-- start of PROVIDED RECORDS --

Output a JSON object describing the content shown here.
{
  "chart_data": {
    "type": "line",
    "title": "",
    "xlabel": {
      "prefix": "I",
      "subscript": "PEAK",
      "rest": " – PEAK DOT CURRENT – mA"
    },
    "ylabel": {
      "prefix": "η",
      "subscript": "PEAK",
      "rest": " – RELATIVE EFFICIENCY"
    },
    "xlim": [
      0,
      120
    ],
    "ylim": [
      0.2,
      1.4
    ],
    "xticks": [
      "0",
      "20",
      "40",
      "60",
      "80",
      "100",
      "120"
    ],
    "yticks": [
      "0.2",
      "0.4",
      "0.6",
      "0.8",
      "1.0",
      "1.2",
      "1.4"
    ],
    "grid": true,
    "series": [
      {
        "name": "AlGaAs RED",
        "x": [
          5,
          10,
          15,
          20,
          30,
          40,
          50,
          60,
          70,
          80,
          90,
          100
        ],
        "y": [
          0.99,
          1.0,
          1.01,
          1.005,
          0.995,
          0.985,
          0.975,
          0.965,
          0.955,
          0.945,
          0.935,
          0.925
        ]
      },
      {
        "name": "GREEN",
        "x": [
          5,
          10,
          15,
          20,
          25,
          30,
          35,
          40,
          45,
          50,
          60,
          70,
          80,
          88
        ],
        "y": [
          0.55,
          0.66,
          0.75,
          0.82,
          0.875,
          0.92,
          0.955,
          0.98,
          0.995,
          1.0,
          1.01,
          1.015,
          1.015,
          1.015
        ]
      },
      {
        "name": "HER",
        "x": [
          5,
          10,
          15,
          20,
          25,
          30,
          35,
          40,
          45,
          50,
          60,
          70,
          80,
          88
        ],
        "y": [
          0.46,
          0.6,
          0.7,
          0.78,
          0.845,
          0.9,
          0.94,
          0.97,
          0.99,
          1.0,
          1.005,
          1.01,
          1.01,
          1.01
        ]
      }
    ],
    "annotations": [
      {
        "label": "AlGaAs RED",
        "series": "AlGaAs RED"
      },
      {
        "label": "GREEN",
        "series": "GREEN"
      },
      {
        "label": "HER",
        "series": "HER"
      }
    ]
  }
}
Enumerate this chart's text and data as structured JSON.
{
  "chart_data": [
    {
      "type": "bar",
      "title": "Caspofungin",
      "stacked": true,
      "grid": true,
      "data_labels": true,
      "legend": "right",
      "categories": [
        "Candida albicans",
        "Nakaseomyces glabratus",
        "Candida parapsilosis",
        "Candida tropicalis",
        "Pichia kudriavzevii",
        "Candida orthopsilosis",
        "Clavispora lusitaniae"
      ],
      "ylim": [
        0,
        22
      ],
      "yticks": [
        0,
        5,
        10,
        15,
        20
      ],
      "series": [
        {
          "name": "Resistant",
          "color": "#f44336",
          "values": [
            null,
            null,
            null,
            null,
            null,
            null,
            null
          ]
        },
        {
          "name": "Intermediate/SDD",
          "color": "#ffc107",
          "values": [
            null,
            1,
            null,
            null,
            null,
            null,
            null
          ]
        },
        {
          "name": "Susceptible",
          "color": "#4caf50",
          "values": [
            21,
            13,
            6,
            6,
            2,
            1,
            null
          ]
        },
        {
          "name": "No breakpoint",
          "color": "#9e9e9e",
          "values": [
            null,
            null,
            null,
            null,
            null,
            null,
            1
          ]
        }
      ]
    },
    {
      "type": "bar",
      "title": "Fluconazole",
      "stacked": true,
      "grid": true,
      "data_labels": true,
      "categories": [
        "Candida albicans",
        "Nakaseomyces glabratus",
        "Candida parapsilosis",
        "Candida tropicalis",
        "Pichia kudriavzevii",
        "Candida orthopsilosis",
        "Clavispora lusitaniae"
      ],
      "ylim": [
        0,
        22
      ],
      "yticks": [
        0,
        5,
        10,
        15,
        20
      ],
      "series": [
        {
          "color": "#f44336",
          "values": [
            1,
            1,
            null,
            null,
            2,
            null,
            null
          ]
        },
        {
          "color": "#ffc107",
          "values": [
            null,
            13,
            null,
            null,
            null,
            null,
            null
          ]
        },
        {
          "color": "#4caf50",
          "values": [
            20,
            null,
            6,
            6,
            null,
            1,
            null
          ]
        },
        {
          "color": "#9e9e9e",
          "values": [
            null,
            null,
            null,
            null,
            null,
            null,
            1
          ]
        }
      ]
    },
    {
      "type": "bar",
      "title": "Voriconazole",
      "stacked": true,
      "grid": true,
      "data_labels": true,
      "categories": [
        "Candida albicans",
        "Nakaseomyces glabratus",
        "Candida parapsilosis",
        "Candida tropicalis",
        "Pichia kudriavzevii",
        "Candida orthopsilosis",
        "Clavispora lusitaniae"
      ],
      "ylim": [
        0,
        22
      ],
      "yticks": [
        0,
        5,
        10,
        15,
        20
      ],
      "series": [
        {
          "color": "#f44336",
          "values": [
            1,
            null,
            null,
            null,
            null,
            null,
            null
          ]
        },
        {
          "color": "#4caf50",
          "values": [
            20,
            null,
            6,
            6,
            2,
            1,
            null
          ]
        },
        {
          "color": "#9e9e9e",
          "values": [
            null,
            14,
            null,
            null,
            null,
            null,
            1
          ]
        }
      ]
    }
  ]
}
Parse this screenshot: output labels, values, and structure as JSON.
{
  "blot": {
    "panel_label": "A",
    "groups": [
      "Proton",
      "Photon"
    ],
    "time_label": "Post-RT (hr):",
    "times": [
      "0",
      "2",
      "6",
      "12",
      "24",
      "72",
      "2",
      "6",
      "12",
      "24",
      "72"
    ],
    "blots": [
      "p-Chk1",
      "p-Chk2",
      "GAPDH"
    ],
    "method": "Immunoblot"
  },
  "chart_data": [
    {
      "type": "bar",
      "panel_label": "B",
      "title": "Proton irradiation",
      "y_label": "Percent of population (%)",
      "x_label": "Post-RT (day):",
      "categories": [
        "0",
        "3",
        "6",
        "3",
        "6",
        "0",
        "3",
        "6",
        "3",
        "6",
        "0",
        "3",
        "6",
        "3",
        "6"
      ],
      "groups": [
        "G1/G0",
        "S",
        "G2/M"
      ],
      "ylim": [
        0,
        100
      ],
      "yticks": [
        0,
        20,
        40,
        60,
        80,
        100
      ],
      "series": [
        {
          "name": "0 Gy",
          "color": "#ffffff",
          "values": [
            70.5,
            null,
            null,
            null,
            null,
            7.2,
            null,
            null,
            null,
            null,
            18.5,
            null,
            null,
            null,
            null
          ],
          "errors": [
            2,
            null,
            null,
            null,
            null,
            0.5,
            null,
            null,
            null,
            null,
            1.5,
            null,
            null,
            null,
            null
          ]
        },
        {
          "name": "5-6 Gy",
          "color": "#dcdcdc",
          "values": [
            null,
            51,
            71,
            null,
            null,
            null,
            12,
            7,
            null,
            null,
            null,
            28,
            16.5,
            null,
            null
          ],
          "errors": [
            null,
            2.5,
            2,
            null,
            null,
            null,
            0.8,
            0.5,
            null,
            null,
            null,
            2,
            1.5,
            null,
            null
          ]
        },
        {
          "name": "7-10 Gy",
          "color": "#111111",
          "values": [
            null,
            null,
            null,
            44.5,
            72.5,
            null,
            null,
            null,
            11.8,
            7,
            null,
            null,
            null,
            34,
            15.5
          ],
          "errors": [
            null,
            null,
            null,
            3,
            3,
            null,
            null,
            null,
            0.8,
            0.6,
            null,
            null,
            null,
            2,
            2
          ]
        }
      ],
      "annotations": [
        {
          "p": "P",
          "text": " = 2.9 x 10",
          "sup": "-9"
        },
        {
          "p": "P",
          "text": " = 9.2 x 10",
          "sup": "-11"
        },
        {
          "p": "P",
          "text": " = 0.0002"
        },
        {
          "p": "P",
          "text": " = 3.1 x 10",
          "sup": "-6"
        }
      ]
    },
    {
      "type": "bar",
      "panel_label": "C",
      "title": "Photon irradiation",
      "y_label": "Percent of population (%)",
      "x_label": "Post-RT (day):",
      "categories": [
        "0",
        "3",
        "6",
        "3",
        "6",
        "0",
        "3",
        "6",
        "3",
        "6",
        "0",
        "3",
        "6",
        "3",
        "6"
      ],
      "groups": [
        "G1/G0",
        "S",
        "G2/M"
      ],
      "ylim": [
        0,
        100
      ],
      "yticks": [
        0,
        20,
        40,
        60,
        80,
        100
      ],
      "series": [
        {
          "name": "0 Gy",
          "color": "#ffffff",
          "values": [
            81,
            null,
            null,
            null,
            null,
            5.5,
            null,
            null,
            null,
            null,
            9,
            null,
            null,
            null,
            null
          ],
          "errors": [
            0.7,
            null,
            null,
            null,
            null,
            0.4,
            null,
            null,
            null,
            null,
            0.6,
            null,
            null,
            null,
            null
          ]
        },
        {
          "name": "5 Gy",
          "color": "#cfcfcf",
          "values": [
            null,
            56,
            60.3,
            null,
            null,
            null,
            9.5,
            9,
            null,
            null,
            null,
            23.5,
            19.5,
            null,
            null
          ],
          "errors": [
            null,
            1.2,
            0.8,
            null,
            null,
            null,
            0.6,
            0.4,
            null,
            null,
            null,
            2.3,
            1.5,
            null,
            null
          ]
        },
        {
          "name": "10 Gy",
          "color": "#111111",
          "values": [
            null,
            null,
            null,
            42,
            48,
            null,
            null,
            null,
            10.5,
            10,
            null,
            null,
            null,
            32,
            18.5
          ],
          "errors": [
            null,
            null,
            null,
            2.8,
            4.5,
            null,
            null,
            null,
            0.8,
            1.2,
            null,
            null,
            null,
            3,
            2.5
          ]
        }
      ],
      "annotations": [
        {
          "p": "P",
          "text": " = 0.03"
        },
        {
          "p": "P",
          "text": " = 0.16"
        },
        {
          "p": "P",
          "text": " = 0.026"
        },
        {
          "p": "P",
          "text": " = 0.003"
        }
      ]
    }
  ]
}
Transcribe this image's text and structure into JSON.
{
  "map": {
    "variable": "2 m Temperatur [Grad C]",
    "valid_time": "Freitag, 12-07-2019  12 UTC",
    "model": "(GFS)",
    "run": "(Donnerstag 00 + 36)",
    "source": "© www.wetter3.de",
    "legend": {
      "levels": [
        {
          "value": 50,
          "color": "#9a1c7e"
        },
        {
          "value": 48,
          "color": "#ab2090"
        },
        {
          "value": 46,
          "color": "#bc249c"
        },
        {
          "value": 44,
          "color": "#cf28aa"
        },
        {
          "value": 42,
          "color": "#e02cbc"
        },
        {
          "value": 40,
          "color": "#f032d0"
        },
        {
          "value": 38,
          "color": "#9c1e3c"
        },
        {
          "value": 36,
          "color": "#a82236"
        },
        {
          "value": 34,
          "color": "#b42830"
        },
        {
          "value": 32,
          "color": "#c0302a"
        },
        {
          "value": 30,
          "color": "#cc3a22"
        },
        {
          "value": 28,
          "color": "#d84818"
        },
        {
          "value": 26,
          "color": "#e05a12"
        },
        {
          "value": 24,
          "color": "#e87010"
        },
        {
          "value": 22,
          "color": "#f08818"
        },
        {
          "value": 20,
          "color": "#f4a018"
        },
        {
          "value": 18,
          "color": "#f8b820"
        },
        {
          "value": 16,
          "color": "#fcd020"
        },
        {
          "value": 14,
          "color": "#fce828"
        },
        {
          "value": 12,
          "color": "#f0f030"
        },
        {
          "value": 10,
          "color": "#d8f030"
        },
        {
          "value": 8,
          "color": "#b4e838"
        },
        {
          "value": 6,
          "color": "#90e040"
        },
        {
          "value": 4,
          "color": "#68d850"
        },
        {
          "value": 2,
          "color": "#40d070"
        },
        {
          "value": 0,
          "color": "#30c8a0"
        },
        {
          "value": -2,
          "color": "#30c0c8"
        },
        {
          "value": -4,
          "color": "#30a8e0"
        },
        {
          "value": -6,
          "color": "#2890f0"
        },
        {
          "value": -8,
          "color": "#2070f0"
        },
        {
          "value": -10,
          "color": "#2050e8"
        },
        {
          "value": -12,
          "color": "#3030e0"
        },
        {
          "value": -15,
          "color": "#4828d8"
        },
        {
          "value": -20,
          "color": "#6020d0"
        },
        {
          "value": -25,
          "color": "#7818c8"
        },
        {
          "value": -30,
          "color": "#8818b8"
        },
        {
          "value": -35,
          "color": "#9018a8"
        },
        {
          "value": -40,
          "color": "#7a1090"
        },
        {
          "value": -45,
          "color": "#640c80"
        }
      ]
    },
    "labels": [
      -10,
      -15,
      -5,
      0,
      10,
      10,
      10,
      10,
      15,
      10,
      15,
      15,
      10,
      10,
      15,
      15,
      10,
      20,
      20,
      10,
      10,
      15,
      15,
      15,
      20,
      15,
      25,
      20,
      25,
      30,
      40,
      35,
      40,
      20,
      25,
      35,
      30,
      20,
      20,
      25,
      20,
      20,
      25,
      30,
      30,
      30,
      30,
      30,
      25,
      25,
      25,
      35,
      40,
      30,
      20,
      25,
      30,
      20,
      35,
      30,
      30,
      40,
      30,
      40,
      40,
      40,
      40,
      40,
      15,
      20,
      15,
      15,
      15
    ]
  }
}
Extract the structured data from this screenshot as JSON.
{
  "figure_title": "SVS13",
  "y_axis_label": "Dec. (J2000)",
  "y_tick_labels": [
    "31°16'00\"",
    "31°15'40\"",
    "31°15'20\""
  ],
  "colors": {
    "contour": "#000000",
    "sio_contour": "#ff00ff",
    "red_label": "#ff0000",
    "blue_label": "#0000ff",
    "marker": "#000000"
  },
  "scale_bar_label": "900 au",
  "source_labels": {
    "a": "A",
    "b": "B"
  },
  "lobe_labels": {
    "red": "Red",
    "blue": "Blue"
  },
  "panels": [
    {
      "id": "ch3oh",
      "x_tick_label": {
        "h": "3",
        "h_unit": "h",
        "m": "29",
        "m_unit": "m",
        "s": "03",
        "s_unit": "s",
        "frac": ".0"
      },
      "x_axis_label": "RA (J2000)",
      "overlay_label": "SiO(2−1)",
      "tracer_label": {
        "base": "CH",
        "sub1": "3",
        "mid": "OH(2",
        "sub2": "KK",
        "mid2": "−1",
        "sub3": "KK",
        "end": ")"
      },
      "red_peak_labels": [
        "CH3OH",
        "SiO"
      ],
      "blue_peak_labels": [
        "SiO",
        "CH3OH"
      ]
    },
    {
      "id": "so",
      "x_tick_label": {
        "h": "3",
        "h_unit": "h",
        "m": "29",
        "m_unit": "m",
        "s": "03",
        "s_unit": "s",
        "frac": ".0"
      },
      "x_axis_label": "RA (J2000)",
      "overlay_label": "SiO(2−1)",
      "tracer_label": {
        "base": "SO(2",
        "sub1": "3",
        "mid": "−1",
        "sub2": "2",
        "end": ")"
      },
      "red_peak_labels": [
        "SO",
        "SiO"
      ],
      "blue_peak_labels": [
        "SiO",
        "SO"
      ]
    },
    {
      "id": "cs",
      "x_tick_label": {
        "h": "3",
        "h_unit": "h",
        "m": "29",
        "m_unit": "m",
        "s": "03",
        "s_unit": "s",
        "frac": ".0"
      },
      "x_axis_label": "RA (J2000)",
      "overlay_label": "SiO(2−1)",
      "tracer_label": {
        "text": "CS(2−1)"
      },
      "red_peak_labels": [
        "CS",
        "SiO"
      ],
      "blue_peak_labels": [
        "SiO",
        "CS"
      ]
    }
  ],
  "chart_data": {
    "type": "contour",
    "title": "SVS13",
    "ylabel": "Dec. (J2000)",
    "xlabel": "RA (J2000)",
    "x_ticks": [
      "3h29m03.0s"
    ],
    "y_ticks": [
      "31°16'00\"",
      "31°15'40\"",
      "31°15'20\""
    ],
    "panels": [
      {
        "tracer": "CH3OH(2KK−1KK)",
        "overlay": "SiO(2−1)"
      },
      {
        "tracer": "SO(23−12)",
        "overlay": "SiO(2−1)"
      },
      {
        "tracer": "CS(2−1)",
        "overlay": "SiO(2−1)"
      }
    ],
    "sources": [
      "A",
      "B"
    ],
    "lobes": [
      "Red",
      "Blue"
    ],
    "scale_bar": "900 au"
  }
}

-- end of PROVIDED RECORDS --

DO THIS: Scan the material above. Copy each line where "irradiation" occurs.

REPLY:
      "title": "Proton irradiation",
      "title": "Photon irradiation",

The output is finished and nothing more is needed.